──────── INPUT RECORDS ────────

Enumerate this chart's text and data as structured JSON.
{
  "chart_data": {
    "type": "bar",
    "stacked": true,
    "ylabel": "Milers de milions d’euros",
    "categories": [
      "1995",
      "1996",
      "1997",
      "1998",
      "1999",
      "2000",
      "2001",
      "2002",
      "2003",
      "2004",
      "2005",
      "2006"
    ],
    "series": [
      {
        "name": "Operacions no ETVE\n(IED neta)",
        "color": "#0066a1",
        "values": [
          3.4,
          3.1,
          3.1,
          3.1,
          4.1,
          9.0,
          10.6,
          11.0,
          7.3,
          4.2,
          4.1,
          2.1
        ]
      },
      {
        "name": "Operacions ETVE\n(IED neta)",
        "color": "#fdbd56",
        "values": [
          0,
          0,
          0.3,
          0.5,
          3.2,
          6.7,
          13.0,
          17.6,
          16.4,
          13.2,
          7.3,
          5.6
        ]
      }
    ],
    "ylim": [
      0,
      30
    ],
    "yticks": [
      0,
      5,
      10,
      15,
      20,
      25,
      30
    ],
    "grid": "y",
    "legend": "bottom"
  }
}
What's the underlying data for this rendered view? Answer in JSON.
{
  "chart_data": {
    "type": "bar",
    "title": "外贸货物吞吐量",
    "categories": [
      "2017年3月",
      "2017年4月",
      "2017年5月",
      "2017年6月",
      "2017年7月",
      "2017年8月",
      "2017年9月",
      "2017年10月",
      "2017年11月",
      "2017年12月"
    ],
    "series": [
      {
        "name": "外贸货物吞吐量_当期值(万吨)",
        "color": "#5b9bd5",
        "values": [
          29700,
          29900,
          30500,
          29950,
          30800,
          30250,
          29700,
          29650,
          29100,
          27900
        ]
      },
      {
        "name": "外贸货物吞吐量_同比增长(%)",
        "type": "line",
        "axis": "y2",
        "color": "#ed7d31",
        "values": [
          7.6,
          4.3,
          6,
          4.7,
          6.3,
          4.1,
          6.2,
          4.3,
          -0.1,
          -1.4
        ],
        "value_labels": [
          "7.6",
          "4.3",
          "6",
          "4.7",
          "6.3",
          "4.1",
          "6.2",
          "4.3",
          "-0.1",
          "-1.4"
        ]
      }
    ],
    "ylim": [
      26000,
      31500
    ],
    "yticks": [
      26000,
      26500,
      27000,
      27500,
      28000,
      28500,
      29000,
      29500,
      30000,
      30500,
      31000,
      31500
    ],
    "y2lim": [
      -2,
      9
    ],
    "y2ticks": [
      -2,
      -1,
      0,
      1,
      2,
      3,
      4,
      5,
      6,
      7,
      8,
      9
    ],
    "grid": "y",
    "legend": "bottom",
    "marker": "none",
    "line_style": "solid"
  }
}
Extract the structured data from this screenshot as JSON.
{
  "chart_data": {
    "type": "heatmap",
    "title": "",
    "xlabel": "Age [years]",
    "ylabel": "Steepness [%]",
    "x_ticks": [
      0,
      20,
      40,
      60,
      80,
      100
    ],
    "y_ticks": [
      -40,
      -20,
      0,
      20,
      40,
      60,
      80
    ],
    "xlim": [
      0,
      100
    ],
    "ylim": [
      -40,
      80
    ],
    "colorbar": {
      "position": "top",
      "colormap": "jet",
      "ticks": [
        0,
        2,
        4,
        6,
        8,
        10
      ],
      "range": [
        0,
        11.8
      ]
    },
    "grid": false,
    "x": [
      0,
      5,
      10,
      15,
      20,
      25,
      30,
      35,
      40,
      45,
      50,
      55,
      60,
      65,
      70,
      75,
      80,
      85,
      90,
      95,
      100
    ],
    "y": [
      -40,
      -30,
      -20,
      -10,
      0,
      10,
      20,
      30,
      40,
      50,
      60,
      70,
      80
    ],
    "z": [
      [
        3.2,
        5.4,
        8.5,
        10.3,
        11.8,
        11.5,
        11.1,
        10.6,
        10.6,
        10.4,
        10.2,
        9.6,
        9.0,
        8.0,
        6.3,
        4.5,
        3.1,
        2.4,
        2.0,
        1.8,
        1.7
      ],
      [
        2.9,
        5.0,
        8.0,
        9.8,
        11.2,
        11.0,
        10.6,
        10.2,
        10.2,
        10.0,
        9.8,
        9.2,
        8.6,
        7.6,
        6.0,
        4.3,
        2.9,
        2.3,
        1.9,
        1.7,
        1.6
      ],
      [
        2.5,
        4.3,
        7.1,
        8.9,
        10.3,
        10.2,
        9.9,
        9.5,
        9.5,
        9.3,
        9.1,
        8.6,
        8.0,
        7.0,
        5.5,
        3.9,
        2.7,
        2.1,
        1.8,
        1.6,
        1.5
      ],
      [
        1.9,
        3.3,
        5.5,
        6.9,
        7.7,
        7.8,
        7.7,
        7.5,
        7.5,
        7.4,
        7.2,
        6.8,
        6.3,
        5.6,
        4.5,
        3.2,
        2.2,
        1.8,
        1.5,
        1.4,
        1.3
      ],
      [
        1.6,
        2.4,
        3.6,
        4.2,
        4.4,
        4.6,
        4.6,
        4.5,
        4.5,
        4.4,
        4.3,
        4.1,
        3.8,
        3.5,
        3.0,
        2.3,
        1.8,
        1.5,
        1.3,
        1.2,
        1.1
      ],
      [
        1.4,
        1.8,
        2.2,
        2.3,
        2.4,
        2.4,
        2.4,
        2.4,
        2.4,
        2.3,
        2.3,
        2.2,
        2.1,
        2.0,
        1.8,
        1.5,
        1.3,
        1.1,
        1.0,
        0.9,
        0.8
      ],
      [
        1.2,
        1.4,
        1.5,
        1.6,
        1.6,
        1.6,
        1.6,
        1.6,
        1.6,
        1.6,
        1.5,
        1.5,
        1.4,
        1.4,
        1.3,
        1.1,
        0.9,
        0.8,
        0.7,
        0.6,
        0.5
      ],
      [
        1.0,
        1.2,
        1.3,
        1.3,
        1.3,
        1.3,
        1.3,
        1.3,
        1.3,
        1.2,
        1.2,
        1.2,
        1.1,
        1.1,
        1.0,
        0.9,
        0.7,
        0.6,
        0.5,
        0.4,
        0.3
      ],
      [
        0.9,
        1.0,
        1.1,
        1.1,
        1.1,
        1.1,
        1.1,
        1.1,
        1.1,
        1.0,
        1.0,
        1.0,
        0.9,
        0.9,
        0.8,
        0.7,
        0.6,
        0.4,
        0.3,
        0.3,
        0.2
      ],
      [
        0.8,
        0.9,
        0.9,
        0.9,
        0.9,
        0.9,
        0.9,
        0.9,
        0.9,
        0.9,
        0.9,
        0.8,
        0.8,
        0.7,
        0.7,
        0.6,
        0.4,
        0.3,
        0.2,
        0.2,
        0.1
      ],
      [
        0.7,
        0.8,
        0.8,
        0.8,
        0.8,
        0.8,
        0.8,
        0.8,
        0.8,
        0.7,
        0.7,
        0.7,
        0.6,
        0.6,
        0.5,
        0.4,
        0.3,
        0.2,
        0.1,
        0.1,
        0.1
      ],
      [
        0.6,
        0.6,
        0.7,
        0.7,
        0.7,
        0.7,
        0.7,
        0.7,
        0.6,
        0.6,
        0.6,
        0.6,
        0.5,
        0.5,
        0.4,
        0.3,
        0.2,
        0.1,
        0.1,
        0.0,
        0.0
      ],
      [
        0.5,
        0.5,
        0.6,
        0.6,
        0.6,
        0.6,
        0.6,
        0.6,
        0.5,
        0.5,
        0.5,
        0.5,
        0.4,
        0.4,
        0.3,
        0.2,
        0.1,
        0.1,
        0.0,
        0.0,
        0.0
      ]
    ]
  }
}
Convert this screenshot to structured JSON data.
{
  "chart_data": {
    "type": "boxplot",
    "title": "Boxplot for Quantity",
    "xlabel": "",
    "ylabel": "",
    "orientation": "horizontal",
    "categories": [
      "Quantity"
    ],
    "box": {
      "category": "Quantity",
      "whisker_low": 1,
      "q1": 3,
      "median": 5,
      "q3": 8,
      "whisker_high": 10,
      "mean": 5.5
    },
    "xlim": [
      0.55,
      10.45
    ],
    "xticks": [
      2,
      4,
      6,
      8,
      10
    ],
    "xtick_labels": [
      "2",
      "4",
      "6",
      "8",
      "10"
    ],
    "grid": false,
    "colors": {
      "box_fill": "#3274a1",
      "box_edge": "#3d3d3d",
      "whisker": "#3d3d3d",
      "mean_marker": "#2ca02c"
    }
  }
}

────────

» **PROBLEM**:
Report only how many lines in the entries contain "type".

» **ANSWER BELOW**:
5